Les questions en litige

 

[17]     Les questions en litige sont les suivantes :

         1.          La demanderesse est‑elle empêchée par préclusion de déposer la présente demande en raison de l’entente de règlement et de la renonciation que les parties ont signées?

         2.       Dans la négative, quels sont les dommages‑intérêts, le cas échéant, auxquels la demanderesse a droit?

 

Les observations écrites de la demanderesse

 

[18]     La demanderesse soutient que le règlement ne visait pas la violation de la Loi par la défenderesse et qu’il ne concernait que les procédures d’éviction engagées par la défenderesse. Il n’y est nulle part fait mention de la plainte en matière de vie privée, alors que la défenderesse savait qu’une telle plainte avait été déposée. Les actes de procédure de la demanderesse ne mentionnent pas non plus de cause d’action spécifique relativement à la violation à la Loi.

__LIGNES__
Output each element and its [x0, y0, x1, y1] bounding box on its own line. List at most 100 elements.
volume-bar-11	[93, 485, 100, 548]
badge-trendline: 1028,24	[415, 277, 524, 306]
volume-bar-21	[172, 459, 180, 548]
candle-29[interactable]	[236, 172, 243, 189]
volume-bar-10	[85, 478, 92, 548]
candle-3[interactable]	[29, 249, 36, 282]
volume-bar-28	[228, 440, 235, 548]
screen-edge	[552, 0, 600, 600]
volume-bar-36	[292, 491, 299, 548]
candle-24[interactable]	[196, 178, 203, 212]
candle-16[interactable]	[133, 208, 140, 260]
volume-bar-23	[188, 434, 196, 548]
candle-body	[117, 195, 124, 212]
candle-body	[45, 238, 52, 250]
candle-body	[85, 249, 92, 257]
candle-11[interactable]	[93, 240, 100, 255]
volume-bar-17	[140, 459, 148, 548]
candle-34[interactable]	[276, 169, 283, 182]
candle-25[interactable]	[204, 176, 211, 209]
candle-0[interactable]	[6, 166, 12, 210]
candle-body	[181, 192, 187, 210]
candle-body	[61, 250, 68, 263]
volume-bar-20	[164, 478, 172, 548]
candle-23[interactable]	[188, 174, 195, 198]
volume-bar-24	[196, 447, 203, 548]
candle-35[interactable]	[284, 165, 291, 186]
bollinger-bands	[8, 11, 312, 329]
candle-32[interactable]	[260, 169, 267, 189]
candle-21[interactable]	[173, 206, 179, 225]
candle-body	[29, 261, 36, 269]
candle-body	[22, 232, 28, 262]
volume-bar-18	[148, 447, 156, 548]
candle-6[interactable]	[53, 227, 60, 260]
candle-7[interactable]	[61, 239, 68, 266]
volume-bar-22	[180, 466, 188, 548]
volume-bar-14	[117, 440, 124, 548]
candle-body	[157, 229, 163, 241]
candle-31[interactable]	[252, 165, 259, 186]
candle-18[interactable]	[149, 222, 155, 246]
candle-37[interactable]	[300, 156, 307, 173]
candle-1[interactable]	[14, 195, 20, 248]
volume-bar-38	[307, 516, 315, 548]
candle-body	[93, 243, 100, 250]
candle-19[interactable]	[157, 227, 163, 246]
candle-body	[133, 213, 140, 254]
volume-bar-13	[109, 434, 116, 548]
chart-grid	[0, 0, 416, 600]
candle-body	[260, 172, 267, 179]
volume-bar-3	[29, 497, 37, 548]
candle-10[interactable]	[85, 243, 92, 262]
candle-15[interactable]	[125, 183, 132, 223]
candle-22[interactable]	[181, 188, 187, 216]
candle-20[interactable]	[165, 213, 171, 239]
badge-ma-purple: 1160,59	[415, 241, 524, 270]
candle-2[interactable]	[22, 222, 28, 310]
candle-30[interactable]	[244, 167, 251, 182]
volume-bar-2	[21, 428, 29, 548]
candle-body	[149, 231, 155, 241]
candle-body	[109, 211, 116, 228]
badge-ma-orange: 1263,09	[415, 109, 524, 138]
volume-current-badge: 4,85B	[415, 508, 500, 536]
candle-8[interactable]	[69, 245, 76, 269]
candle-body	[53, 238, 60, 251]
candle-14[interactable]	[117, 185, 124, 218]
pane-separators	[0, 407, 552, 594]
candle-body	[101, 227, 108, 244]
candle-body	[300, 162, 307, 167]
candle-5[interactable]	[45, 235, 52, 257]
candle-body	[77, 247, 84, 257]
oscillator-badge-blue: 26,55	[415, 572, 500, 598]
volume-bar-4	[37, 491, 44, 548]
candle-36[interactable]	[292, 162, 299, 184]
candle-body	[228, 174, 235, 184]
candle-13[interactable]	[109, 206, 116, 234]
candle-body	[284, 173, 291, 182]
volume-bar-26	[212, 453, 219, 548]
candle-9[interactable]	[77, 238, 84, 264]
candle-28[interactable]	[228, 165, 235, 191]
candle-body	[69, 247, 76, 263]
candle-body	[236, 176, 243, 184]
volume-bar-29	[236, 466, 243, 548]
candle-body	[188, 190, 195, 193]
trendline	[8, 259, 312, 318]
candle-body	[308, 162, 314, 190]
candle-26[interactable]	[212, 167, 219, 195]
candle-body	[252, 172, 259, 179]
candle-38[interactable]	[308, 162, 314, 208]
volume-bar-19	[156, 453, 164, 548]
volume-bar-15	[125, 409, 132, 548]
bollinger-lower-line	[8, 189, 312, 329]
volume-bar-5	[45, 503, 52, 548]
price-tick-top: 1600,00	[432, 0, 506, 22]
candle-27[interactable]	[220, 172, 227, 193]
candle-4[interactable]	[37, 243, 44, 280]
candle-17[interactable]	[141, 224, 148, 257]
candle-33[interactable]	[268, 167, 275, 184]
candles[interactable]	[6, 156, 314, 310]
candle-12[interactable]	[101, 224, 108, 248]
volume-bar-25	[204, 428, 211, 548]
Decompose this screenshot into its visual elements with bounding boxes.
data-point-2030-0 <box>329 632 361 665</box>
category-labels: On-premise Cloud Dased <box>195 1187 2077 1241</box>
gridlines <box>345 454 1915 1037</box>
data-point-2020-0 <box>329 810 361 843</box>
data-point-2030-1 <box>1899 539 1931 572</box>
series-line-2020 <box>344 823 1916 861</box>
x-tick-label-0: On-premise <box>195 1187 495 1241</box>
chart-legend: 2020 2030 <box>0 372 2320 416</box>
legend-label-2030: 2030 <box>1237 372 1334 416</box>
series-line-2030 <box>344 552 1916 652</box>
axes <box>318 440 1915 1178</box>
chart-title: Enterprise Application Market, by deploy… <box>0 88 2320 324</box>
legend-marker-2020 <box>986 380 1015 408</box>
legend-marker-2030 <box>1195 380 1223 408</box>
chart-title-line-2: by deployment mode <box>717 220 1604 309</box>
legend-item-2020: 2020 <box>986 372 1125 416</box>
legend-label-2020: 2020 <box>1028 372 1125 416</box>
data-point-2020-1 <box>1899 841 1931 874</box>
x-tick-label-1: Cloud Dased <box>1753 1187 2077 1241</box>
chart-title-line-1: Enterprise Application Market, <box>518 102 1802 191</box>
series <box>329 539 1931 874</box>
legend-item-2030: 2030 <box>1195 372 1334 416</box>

__CONSIGNE A__
Recopiez dans l'ordre chacune des phrases du paragraphe [18] de l'extrait.
__CONSIGNE B__
Reproduisez à l'identique les lignes des enregistrements, depuis le début des enregistrements jusqu'à la ligne contenant "172, 243, 189]", celle-ci comprise.

__SOLUTION A__
La demanderesse soutient que le règlement ne visait pas la violation de la Loi par la défenderesse et qu’il ne concernait que les procédures d’éviction engagées par la défenderesse.
Il n’y est nulle part fait mention de la plainte en matière de vie privée, alors que la défenderesse savait qu’une telle plainte avait été déposée.
Les actes de procédure de la demanderesse ne mentionnent pas non plus de cause d’action spécifique relativement à la violation à la Loi.

__SOLUTION B__
Output each element and its [x0, y0, x1, y1] bounding box on its own line. List at most 100 elements.
volume-bar-11	[93, 485, 100, 548]
badge-trendline: 1028,24	[415, 277, 524, 306]
volume-bar-21	[172, 459, 180, 548]
candle-29[interactable]	[236, 172, 243, 189]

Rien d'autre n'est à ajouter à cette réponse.